**Exercise inputs:**

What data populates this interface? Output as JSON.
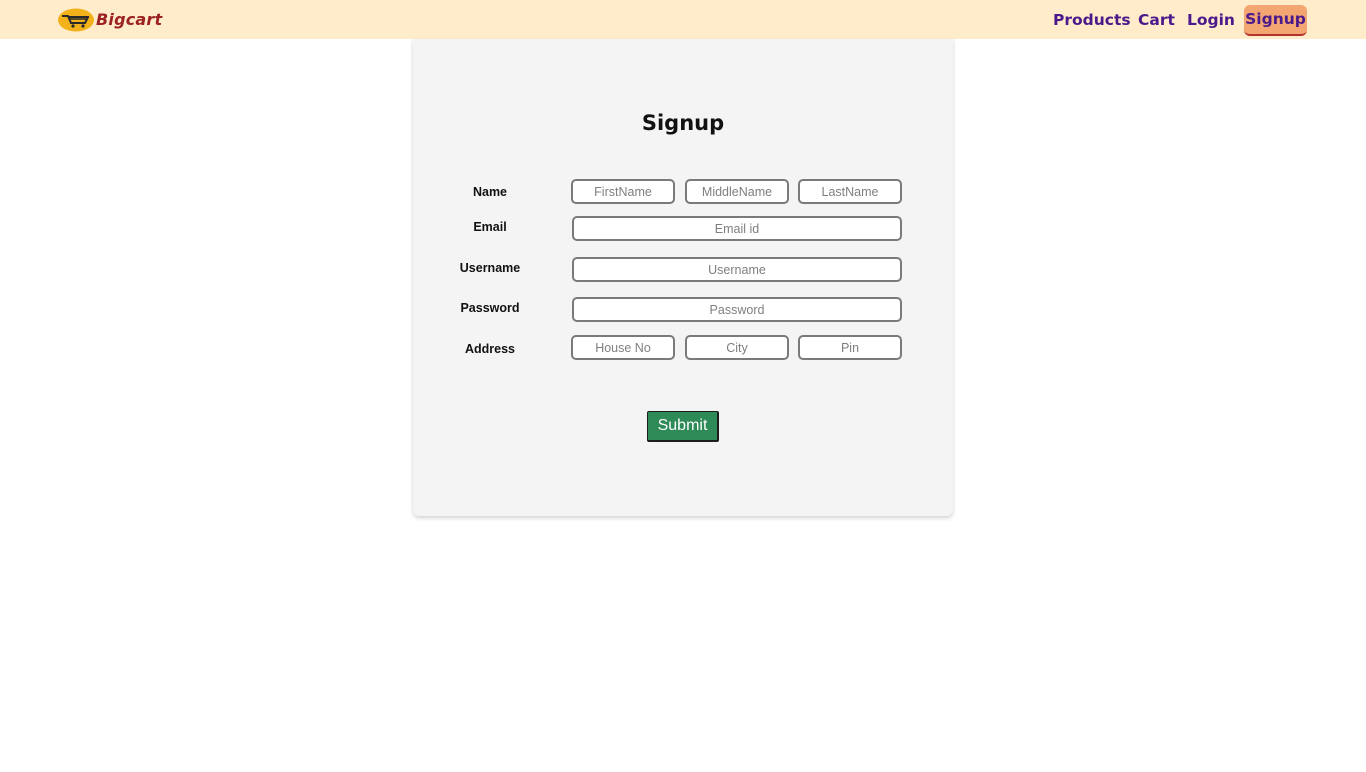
{
  "brand": {
    "name": "Bigcart",
    "logo_icon": "cart-logo-icon"
  },
  "nav": {
    "products": "Products",
    "cart": "Cart",
    "login": "Login",
    "signup": "Signup"
  },
  "form": {
    "title": "Signup",
    "labels": {
      "name": "Name",
      "email": "Email",
      "username": "Username",
      "password": "Password",
      "address": "Address"
    },
    "placeholders": {
      "first_name": "FirstName",
      "middle_name": "MiddleName",
      "last_name": "LastName",
      "email": "Email id",
      "username": "Username",
      "password": "Password",
      "house_no": "House No",
      "city": "City",
      "pin": "Pin"
    },
    "submit_label": "Submit"
  },
  "colors": {
    "navbar_bg": "#ffecca",
    "nav_text": "#4a1a8c",
    "active_nav_bg": "#f4a672",
    "brand_text": "#9c2222",
    "submit_bg": "#2e8b57"
  }
}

**Exercise description:**
The entries above are to be returned exactly, without their pictures.

**Exercise solution:**
What data populates this interface? Output as JSON.
{
  "brand": {
    "name": "Bigcart",
    "logo_icon": "cart-logo-icon"
  },
  "nav": {
    "products": "Products",
    "cart": "Cart",
    "login": "Login",
    "signup": "Signup"
  },
  "form": {
    "title": "Signup",
    "labels": {
      "name": "Name",
      "email": "Email",
      "username": "Username",
      "password": "Password",
      "address": "Address"
    },
    "placeholders": {
      "first_name": "FirstName",
      "middle_name": "MiddleName",
      "last_name": "LastName",
      "email": "Email id",
      "username": "Username",
      "password": "Password",
      "house_no": "House No",
      "city": "City",
      "pin": "Pin"
    },
    "submit_label": "Submit"
  },
  "colors": {
    "navbar_bg": "#ffecca",
    "nav_text": "#4a1a8c",
    "active_nav_bg": "#f4a672",
    "brand_text": "#9c2222",
    "submit_bg": "#2e8b57"
  }
}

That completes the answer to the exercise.